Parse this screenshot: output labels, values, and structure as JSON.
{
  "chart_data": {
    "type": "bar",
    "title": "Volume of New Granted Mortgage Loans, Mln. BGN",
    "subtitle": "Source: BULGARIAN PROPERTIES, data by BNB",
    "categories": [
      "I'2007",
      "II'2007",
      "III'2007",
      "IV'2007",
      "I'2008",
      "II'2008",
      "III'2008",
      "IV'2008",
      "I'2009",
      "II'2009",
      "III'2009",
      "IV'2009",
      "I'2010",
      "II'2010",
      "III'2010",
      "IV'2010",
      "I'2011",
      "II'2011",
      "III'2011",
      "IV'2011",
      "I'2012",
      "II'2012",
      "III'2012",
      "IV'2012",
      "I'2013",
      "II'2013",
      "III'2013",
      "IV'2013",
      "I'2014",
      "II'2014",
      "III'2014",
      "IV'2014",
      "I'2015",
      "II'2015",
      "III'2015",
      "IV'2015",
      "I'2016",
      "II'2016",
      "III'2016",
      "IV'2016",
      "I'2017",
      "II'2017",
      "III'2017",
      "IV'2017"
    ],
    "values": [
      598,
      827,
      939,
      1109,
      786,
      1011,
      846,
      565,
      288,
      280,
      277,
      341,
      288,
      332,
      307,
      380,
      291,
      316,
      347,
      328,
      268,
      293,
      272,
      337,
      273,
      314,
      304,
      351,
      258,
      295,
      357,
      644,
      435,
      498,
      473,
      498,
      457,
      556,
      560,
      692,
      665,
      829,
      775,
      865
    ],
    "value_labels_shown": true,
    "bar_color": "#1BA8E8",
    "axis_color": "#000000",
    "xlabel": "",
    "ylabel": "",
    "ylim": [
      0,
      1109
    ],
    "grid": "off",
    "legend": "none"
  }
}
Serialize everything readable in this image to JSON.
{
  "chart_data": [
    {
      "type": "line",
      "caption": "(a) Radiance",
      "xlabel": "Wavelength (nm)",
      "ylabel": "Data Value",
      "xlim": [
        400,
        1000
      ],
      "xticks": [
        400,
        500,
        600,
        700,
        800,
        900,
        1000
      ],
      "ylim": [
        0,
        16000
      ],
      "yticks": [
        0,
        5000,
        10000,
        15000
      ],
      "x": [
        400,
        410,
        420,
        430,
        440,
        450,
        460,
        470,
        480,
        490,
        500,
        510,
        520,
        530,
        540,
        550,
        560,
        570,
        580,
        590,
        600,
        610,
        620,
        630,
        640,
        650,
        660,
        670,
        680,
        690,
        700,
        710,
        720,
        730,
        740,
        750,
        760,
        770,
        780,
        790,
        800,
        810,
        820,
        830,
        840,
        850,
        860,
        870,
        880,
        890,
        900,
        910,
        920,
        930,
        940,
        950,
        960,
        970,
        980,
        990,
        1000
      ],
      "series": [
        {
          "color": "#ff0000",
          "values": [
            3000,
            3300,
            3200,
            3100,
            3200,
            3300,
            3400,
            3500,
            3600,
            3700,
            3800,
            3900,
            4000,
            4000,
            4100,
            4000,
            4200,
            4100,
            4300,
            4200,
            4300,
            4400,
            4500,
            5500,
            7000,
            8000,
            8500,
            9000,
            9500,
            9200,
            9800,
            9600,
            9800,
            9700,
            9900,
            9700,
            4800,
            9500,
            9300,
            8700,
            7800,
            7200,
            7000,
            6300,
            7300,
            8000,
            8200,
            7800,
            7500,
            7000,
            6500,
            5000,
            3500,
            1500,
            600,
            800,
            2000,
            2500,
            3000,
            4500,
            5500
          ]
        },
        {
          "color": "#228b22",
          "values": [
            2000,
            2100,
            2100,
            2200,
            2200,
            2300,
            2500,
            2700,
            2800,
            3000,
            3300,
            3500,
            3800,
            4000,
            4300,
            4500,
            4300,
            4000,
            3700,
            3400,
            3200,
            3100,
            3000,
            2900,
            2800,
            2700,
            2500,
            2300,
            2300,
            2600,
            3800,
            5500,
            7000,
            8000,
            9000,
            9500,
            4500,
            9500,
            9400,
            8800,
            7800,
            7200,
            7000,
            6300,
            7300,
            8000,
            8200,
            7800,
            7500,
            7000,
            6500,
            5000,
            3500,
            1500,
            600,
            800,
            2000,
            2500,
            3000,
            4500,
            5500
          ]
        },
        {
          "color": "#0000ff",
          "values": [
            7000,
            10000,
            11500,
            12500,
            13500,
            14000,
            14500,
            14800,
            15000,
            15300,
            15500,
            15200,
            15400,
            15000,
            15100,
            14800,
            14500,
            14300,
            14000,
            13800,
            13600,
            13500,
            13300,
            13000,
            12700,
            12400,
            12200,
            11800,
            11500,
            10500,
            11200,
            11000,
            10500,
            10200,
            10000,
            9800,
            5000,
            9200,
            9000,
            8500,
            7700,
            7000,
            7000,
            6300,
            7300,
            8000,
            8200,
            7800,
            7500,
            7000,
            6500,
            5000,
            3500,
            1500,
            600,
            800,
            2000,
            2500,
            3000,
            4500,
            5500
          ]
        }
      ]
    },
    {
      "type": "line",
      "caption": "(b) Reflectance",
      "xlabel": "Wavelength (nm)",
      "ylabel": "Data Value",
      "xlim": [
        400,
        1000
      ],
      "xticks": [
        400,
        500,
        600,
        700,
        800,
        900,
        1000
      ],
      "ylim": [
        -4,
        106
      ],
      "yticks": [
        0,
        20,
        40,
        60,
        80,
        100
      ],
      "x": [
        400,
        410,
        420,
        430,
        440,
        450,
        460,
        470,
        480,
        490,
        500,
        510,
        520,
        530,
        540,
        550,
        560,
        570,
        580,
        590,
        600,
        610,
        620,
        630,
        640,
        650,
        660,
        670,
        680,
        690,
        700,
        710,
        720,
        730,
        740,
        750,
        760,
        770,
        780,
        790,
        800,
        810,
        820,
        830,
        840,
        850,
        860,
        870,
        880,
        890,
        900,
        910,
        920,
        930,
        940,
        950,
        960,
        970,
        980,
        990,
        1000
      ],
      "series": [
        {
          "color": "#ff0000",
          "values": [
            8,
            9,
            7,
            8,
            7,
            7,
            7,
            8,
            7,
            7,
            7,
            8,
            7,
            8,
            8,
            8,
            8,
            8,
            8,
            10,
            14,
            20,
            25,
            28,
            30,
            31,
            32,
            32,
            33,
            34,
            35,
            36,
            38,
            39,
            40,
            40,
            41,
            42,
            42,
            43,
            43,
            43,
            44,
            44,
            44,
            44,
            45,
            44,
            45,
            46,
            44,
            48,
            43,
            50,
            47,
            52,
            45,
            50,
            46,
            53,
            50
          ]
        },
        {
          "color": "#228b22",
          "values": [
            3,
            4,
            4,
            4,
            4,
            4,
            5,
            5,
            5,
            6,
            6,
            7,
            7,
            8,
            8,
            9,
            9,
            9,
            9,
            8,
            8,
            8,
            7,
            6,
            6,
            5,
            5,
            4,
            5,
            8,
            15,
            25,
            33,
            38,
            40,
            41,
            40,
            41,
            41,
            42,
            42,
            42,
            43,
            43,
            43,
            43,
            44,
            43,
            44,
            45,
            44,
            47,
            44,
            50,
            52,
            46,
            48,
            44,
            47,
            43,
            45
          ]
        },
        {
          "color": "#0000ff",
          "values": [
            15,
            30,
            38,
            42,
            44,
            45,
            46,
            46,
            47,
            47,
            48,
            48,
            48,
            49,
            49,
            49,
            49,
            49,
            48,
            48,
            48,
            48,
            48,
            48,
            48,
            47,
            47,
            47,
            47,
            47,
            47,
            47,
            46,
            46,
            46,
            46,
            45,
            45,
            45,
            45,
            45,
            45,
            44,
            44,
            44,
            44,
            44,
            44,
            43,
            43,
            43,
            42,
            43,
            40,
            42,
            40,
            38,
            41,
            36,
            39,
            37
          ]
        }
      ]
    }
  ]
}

== == ==

### PROBLEM TO SOLVE:
Extract the listing in its entirety and repeat it exactly.

### WRITTEN ANSWER:
Parse this screenshot: output labels, values, and structure as JSON.
{
  "chart_data": {
    "type": "bar",
    "title": "Volume of New Granted Mortgage Loans, Mln. BGN",
    "subtitle": "Source: BULGARIAN PROPERTIES, data by BNB",
    "categories": [
      "I'2007",
      "II'2007",
      "III'2007",
      "IV'2007",
      "I'2008",
      "II'2008",
      "III'2008",
      "IV'2008",
      "I'2009",
      "II'2009",
      "III'2009",
      "IV'2009",
      "I'2010",
      "II'2010",
      "III'2010",
      "IV'2010",
      "I'2011",
      "II'2011",
      "III'2011",
      "IV'2011",
      "I'2012",
      "II'2012",
      "III'2012",
      "IV'2012",
      "I'2013",
      "II'2013",
      "III'2013",
      "IV'2013",
      "I'2014",
      "II'2014",
      "III'2014",
      "IV'2014",
      "I'2015",
      "II'2015",
      "III'2015",
      "IV'2015",
      "I'2016",
      "II'2016",
      "III'2016",
      "IV'2016",
      "I'2017",
      "II'2017",
      "III'2017",
      "IV'2017"
    ],
    "values": [
      598,
      827,
      939,
      1109,
      786,
      1011,
      846,
      565,
      288,
      280,
      277,
      341,
      288,
      332,
      307,
      380,
      291,
      316,
      347,
      328,
      268,
      293,
      272,
      337,
      273,
      314,
      304,
      351,
      258,
      295,
      357,
      644,
      435,
      498,
      473,
      498,
      457,
      556,
      560,
      692,
      665,
      829,
      775,
      865
    ],
    "value_labels_shown": true,
    "bar_color": "#1BA8E8",
    "axis_color": "#000000",
    "xlabel": "",
    "ylabel": "",
    "ylim": [
      0,
      1109
    ],
    "grid": "off",
    "legend": "none"
  }
}
Serialize everything readable in this image to JSON.
{
  "chart_data": [
    {
      "type": "line",
      "caption": "(a) Radiance",
      "xlabel": "Wavelength (nm)",
      "ylabel": "Data Value",
      "xlim": [
        400,
        1000
      ],
      "xticks": [
        400,
        500,
        600,
        700,
        800,
        900,
        1000
      ],
      "ylim": [
        0,
        16000
      ],
      "yticks": [
        0,
        5000,
        10000,
        15000
      ],
      "x": [
        400,
        410,
        420,
        430,
        440,
        450,
        460,
        470,
        480,
        490,
        500,
        510,
        520,
        530,
        540,
        550,
        560,
        570,
        580,
        590,
        600,
        610,
        620,
        630,
        640,
        650,
        660,
        670,
        680,
        690,
        700,
        710,
        720,
        730,
        740,
        750,
        760,
        770,
        780,
        790,
        800,
        810,
        820,
        830,
        840,
        850,
        860,
        870,
        880,
        890,
        900,
        910,
        920,
        930,
        940,
        950,
        960,
        970,
        980,
        990,
        1000
      ],
      "series": [
        {
          "color": "#ff0000",
          "values": [
            3000,
            3300,
            3200,
            3100,
            3200,
            3300,
            3400,
            3500,
            3600,
            3700,
            3800,
            3900,
            4000,
            4000,
            4100,
            4000,
            4200,
            4100,
            4300,
            4200,
            4300,
            4400,
            4500,
            5500,
            7000,
            8000,
            8500,
            9000,
            9500,
            9200,
            9800,
            9600,
            9800,
            9700,
            9900,
            9700,
            4800,
            9500,
            9300,
            8700,
            7800,
            7200,
            7000,
            6300,
            7300,
            8000,
            8200,
            7800,
            7500,
            7000,
            6500,
            5000,
            3500,
            1500,
            600,
            800,
            2000,
            2500,
            3000,
            4500,
            5500
          ]
        },
        {
          "color": "#228b22",
          "values": [
            2000,
            2100,
            2100,
            2200,
            2200,
            2300,
            2500,
            2700,
            2800,
            3000,
            3300,
            3500,
            3800,
            4000,
            4300,
            4500,
            4300,
            4000,
            3700,
            3400,
            3200,
            3100,
            3000,
            2900,
            2800,
            2700,
            2500,
            2300,
            2300,
            2600,
            3800,
            5500,
            7000,
            8000,
            9000,
            9500,
            4500,
            9500,
            9400,
            8800,
            7800,
            7200,
            7000,
            6300,
            7300,
            8000,
            8200,
            7800,
            7500,
            7000,
            6500,
            5000,
            3500,
            1500,
            600,
            800,
            2000,
            2500,
            3000,
            4500,
            5500
          ]
        },
        {
          "color": "#0000ff",
          "values": [
            7000,
            10000,
            11500,
            12500,
            13500,
            14000,
            14500,
            14800,
            15000,
            15300,
            15500,
            15200,
            15400,
            15000,
            15100,
            14800,
            14500,
            14300,
            14000,
            13800,
            13600,
            13500,
            13300,
            13000,
            12700,
            12400,
            12200,
            11800,
            11500,
            10500,
            11200,
            11000,
            10500,
            10200,
            10000,
            9800,
            5000,
            9200,
            9000,
            8500,
            7700,
            7000,
            7000,
            6300,
            7300,
            8000,
            8200,
            7800,
            7500,
            7000,
            6500,
            5000,
            3500,
            1500,
            600,
            800,
            2000,
            2500,
            3000,
            4500,
            5500
          ]
        }
      ]
    },
    {
      "type": "line",
      "caption": "(b) Reflectance",
      "xlabel": "Wavelength (nm)",
      "ylabel": "Data Value",
      "xlim": [
        400,
        1000
      ],
      "xticks": [
        400,
        500,
        600,
        700,
        800,
        900,
        1000
      ],
      "ylim": [
        -4,
        106
      ],
      "yticks": [
        0,
        20,
        40,
        60,
        80,
        100
      ],
      "x": [
        400,
        410,
        420,
        430,
        440,
        450,
        460,
        470,
        480,
        490,
        500,
        510,
        520,
        530,
        540,
        550,
        560,
        570,
        580,
        590,
        600,
        610,
        620,
        630,
        640,
        650,
        660,
        670,
        680,
        690,
        700,
        710,
        720,
        730,
        740,
        750,
        760,
        770,
        780,
        790,
        800,
        810,
        820,
        830,
        840,
        850,
        860,
        870,
        880,
        890,
        900,
        910,
        920,
        930,
        940,
        950,
        960,
        970,
        980,
        990,
        1000
      ],
      "series": [
        {
          "color": "#ff0000",
          "values": [
            8,
            9,
            7,
            8,
            7,
            7,
            7,
            8,
            7,
            7,
            7,
            8,
            7,
            8,
            8,
            8,
            8,
            8,
            8,
            10,
            14,
            20,
            25,
            28,
            30,
            31,
            32,
            32,
            33,
            34,
            35,
            36,
            38,
            39,
            40,
            40,
            41,
            42,
            42,
            43,
            43,
            43,
            44,
            44,
            44,
            44,
            45,
            44,
            45,
            46,
            44,
            48,
            43,
            50,
            47,
            52,
            45,
            50,
            46,
            53,
            50
          ]
        },
        {
          "color": "#228b22",
          "values": [
            3,
            4,
            4,
            4,
            4,
            4,
            5,
            5,
            5,
            6,
            6,
            7,
            7,
            8,
            8,
            9,
            9,
            9,
            9,
            8,
            8,
            8,
            7,
            6,
            6,
            5,
            5,
            4,
            5,
            8,
            15,
            25,
            33,
            38,
            40,
            41,
            40,
            41,
            41,
            42,
            42,
            42,
            43,
            43,
            43,
            43,
            44,
            43,
            44,
            45,
            44,
            47,
            44,
            50,
            52,
            46,
            48,
            44,
            47,
            43,
            45
          ]
        },
        {
          "color": "#0000ff",
          "values": [
            15,
            30,
            38,
            42,
            44,
            45,
            46,
            46,
            47,
            47,
            48,
            48,
            48,
            49,
            49,
            49,
            49,
            49,
            48,
            48,
            48,
            48,
            48,
            48,
            48,
            47,
            47,
            47,
            47,
            47,
            47,
            47,
            46,
            46,
            46,
            46,
            45,
            45,
            45,
            45,
            45,
            45,
            44,
            44,
            44,
            44,
            44,
            44,
            43,
            43,
            43,
            42,
            43,
            40,
            42,
            40,
            38,
            41,
            36,
            39,
            37
          ]
        }
      ]
    }
  ]
}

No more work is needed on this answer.